Source material —
########
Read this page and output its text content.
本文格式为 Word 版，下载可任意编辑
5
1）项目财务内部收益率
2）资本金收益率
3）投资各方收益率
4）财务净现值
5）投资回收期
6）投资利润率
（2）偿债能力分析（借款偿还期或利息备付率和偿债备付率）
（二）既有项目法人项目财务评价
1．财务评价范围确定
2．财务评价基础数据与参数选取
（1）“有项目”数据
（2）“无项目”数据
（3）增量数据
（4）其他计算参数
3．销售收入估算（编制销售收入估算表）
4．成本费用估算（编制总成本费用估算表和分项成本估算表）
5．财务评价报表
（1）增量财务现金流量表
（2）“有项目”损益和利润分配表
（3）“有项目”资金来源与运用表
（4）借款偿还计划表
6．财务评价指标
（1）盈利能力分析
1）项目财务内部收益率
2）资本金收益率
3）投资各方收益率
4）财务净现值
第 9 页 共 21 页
########
Direction — Reproduce the data, keeping every line exactly the same.

Exercise answer —
Read this page and output its text content.
本文格式为 Word 版，下载可任意编辑
5
1）项目财务内部收益率
2）资本金收益率
3）投资各方收益率
4）财务净现值
5）投资回收期
6）投资利润率
（2）偿债能力分析（借款偿还期或利息备付率和偿债备付率）
（二）既有项目法人项目财务评价
1．财务评价范围确定
2．财务评价基础数据与参数选取
（1）“有项目”数据
（2）“无项目”数据
（3）增量数据
（4）其他计算参数
3．销售收入估算（编制销售收入估算表）
4．成本费用估算（编制总成本费用估算表和分项成本估算表）
5．财务评价报表
（1）增量财务现金流量表
（2）“有项目”损益和利润分配表
（3）“有项目”资金来源与运用表
（4）借款偿还计划表
6．财务评价指标
（1）盈利能力分析
1）项目财务内部收益率
2）资本金收益率
3）投资各方收益率
4）财务净现值
第 9 页 共 21 页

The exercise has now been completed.